| Requirements |
Every line from the one with "Extract the chart's" through the end of the entries below should be written out exactly; the pictures should not.

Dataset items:

::::::::

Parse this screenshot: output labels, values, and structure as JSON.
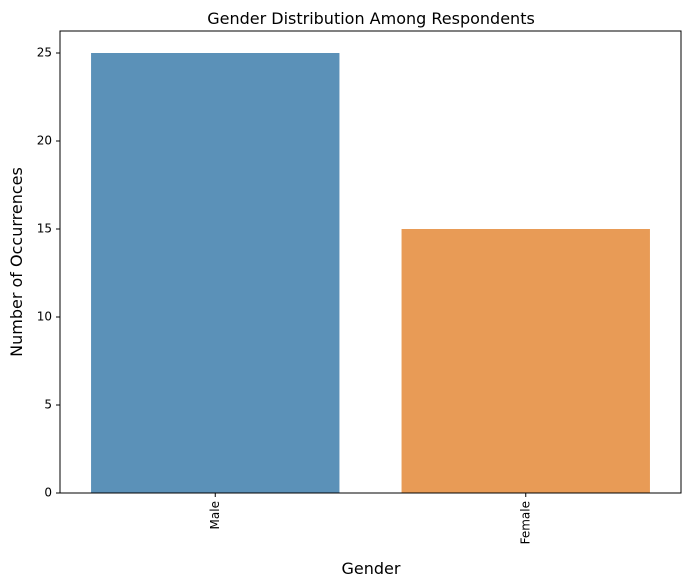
{
  "chart_data": {
    "type": "bar",
    "title": "Gender Distribution Among Respondents",
    "xlabel": "Gender",
    "ylabel": "Number of Occurrences",
    "categories": [
      "Male",
      "Female"
    ],
    "values": [
      25,
      15
    ],
    "colors": [
      "#5b91b8",
      "#e89b56"
    ],
    "ylim": [
      0,
      26.25
    ],
    "yticks": [
      0,
      5,
      10,
      15,
      20,
      25
    ],
    "ytick_labels": [
      "0",
      "5",
      "10",
      "15",
      "20",
      "25"
    ],
    "xtick_rotation": "vertical",
    "grid": false,
    "legend": "none"
  }
}
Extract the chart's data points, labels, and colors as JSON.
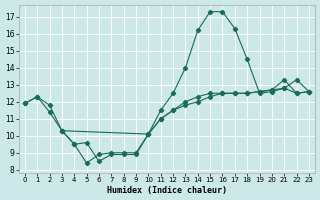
{
  "xlabel": "Humidex (Indice chaleur)",
  "background_color": "#cde8e8",
  "grid_color": "#ffffff",
  "line_color": "#1a6b58",
  "xlim": [
    -0.5,
    23.5
  ],
  "ylim": [
    7.8,
    17.7
  ],
  "yticks": [
    8,
    9,
    10,
    11,
    12,
    13,
    14,
    15,
    16,
    17
  ],
  "xticks": [
    0,
    1,
    2,
    3,
    4,
    5,
    6,
    7,
    8,
    9,
    10,
    11,
    12,
    13,
    14,
    15,
    16,
    17,
    18,
    19,
    20,
    21,
    22,
    23
  ],
  "curve1_x": [
    0,
    1,
    2,
    3,
    4,
    5,
    6,
    7,
    8,
    9,
    10,
    11,
    12,
    13,
    14,
    15,
    16,
    17,
    18,
    19,
    20,
    21,
    22,
    23
  ],
  "curve1_y": [
    11.9,
    12.3,
    11.8,
    10.3,
    9.5,
    9.6,
    8.5,
    8.9,
    8.9,
    8.9,
    10.1,
    11.5,
    12.5,
    14.0,
    16.2,
    17.3,
    17.3,
    16.3,
    14.5,
    12.5,
    12.6,
    12.8,
    13.3,
    12.6
  ],
  "curve2_x": [
    0,
    1,
    2,
    3,
    10,
    11,
    12,
    13,
    14,
    15,
    16,
    17,
    18,
    19,
    20,
    21,
    22,
    23
  ],
  "curve2_y": [
    11.9,
    12.3,
    11.4,
    10.3,
    10.1,
    11.0,
    11.5,
    12.0,
    12.3,
    12.5,
    12.5,
    12.5,
    12.5,
    12.6,
    12.7,
    12.8,
    12.5,
    12.6
  ],
  "curve3_x": [
    3,
    4,
    5,
    6,
    7,
    8,
    9,
    10,
    11,
    12,
    13,
    14,
    15,
    16,
    17,
    18,
    19,
    20,
    21,
    22,
    23
  ],
  "curve3_y": [
    10.3,
    9.5,
    8.4,
    8.9,
    9.0,
    9.0,
    9.0,
    10.1,
    11.0,
    11.5,
    11.8,
    12.0,
    12.3,
    12.5,
    12.5,
    12.5,
    12.6,
    12.7,
    13.3,
    12.5,
    12.6
  ]
}
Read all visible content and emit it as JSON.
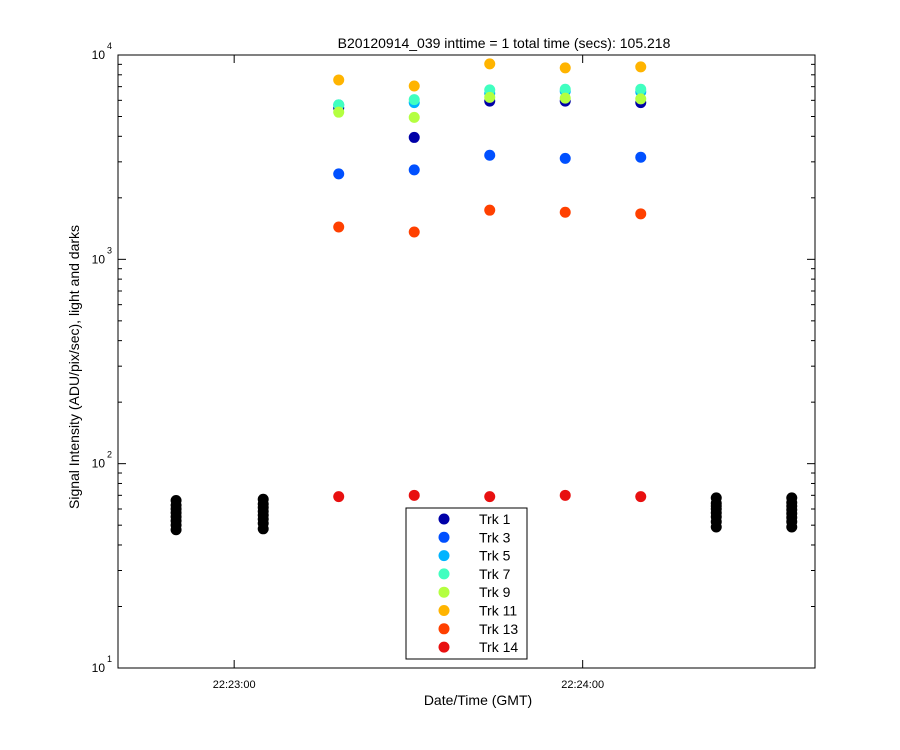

::::::::

| Answer for the task |
Extract the chart's data points, labels, and colors as JSON.
{
  "xlabel": "Humidex (Indice chaleur)",
  "background_color": "#cde8e8",
  "grid_color": "#ffffff",
  "line_color": "#1a6b58",
  "xlim": [
    -0.5,
    23.5
  ],
  "ylim": [
    7.8,
    17.7
  ],
  "yticks": [
    8,
    9,
    10,
    11,
    12,
    13,
    14,
    15,
    16,
    17
  ],
  "xticks": [
    0,
    1,
    2,
    3,
    4,
    5,
    6,
    7,
    8,
    9,
    10,
    11,
    12,
    13,
    14,
    15,
    16,
    17,
    18,
    19,
    20,
    21,
    22,
    23
  ],
  "curve1_x": [
    0,
    1,
    2,
    3,
    4,
    5,
    6,
    7,
    8,
    9,
    10,
    11,
    12,
    13,
    14,
    15,
    16,
    17,
    18,
    19,
    20,
    21,
    22,
    23
  ],
  "curve1_y": [
    11.9,
    12.3,
    11.8,
    10.3,
    9.5,
    9.6,
    8.5,
    8.9,
    8.9,
    8.9,
    10.1,
    11.5,
    12.5,
    14.0,
    16.2,
    17.3,
    17.3,
    16.3,
    14.5,
    12.5,
    12.6,
    12.8,
    13.3,
    12.6
  ],
  "curve2_x": [
    0,
    1,
    2,
    3,
    10,
    11,
    12,
    13,
    14,
    15,
    16,
    17,
    18,
    19,
    20,
    21,
    22,
    23
  ],
  "curve2_y": [
    11.9,
    12.3,
    11.4,
    10.3,
    10.1,
    11.0,
    11.5,
    12.0,
    12.3,
    12.5,
    12.5,
    12.5,
    12.5,
    12.6,
    12.7,
    12.8,
    12.5,
    12.6
  ],
  "curve3_x": [
    3,
    4,
    5,
    6,
    7,
    8,
    9,
    10,
    11,
    12,
    13,
    14,
    15,
    16,
    17,
    18,
    19,
    20,
    21,
    22,
    23
  ],
  "curve3_y": [
    10.3,
    9.5,
    8.4,
    8.9,
    9.0,
    9.0,
    9.0,
    10.1,
    11.0,
    11.5,
    11.8,
    12.0,
    12.3,
    12.5,
    12.5,
    12.5,
    12.6,
    12.7,
    13.3,
    12.5,
    12.6
  ]
}
Read all visible content and emit it as JSON.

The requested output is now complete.